» What the task requires
List each line holding the string "that".

==== Material ====

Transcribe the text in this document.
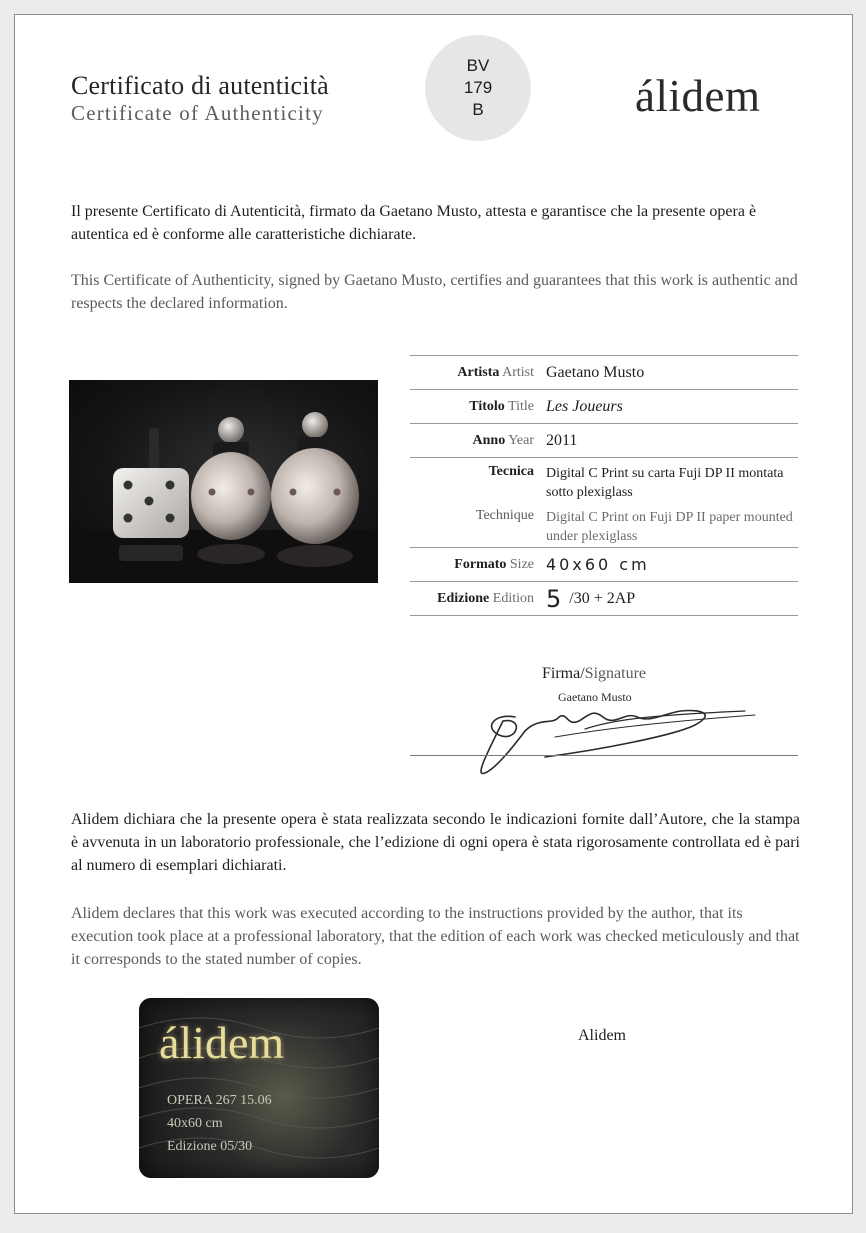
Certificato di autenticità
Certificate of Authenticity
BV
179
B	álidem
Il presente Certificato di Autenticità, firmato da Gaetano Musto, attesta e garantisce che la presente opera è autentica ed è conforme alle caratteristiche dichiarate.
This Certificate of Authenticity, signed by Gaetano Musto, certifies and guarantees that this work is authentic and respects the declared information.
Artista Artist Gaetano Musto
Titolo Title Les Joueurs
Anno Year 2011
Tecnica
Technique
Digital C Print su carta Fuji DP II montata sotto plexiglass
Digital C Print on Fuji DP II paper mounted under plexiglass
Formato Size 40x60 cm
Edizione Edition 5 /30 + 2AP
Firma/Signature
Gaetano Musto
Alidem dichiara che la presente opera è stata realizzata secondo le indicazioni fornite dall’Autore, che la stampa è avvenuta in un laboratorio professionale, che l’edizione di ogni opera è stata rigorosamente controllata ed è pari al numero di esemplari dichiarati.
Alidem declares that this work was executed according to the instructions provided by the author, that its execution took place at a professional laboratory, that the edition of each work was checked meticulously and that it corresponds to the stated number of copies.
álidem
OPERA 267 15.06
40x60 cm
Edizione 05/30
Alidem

====
==== Material ====

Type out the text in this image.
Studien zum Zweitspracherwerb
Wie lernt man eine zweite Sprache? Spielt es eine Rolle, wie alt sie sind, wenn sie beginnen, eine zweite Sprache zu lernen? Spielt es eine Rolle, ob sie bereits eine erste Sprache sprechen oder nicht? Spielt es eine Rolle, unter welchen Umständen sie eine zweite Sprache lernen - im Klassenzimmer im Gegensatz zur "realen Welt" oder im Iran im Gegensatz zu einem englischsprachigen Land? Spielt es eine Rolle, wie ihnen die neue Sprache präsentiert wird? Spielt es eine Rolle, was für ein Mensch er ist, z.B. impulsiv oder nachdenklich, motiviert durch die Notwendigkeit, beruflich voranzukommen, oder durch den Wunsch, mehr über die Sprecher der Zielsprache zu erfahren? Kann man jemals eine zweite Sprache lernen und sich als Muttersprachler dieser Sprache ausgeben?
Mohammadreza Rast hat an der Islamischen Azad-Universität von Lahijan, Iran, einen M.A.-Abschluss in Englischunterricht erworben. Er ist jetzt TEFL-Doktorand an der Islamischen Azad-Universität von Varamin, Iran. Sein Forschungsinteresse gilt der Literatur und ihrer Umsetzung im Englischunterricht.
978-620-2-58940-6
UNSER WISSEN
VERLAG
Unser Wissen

====
==== Material ====

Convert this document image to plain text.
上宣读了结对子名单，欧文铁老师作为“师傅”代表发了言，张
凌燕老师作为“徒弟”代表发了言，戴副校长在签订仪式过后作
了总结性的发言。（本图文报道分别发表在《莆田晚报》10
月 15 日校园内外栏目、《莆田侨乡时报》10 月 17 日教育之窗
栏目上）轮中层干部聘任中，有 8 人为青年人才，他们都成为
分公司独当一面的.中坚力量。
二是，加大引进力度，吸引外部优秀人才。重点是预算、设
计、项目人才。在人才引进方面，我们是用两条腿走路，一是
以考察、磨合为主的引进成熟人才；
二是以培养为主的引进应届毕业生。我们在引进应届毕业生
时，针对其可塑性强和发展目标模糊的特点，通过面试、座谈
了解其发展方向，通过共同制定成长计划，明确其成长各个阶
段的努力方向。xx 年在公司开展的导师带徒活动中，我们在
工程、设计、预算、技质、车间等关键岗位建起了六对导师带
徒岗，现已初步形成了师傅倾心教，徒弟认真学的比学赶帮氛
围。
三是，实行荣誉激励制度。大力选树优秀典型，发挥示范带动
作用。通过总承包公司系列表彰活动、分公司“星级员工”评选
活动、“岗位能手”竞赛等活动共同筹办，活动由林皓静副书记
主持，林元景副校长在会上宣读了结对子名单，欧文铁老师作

====

» Expected answer
This Certificate of Authenticity, signed by Gaetano Musto, certifies and guarantees that this work is authentic and respects the declared information.
Alidem declares that this work was executed according to the instructions provided by the author, that its execution took place at a professional laboratory, that the edition of each work was checked meticulously and that it corresponds to the stated number of copies.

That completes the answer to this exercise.